> **Your task**: When you find the word "Salmon" in a line of the entries, please copy the whole line.
[Opening Materials provided section]
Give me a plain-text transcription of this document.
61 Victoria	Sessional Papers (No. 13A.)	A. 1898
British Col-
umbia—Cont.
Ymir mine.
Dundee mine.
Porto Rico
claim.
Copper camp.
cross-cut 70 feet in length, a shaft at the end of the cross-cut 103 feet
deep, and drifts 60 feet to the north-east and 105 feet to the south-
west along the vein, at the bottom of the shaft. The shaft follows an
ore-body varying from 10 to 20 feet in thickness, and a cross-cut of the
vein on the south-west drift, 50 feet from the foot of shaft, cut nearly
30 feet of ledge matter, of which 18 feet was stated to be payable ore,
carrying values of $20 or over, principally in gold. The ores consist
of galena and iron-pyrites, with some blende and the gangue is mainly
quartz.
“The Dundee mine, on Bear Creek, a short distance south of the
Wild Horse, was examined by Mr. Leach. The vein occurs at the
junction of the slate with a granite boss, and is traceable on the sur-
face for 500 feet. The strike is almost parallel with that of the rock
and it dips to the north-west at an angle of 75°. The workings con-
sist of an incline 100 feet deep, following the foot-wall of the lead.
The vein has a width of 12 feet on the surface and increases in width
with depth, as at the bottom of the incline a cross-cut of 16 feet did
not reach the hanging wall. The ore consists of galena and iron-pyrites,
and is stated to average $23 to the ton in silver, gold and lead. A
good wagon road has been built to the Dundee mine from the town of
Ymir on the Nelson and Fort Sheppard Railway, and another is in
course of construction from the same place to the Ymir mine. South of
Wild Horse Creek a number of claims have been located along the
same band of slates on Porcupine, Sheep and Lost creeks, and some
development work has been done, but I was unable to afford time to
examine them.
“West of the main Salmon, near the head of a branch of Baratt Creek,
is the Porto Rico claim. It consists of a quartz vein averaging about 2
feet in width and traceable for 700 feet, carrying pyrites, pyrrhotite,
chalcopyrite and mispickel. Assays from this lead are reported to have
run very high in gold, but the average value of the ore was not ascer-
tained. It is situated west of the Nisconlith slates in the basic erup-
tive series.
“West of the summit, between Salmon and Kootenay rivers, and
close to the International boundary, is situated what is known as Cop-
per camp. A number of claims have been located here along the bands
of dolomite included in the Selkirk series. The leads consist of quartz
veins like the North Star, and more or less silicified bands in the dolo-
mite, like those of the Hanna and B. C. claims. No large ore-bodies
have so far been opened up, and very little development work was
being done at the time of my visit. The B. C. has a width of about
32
[Closing Materials provided section]
> **Answer box**:
“West of the main Salmon, near the head of a branch of Baratt Creek,
“West of the summit, between Salmon and Kootenay rivers, and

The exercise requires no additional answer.